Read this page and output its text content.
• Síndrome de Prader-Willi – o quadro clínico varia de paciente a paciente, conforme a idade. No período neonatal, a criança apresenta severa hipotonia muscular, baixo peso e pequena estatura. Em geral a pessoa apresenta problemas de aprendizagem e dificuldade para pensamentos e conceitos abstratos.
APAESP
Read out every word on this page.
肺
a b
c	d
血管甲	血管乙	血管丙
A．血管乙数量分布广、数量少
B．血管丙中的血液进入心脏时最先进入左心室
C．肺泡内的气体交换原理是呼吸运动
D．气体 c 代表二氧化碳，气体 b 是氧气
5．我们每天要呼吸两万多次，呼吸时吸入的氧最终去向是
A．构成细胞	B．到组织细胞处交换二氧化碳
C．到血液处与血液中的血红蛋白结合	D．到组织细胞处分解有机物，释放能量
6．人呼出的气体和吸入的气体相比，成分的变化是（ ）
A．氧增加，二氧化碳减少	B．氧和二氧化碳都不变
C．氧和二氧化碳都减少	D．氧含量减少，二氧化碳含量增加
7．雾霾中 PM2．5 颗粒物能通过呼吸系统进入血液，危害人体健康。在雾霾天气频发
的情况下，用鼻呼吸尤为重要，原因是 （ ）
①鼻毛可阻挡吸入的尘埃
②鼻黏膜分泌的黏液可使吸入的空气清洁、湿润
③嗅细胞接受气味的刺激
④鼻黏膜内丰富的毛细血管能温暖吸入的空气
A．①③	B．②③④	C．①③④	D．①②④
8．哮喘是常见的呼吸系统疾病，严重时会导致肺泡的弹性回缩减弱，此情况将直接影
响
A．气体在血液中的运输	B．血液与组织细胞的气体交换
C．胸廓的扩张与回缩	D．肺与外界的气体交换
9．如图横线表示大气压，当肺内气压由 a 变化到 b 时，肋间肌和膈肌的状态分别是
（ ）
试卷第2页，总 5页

- **Direction**: Copy out all lines where the word "this" appears.

- **Response to the exercise**:
Read this page and output its text content.
Read out every word on this page.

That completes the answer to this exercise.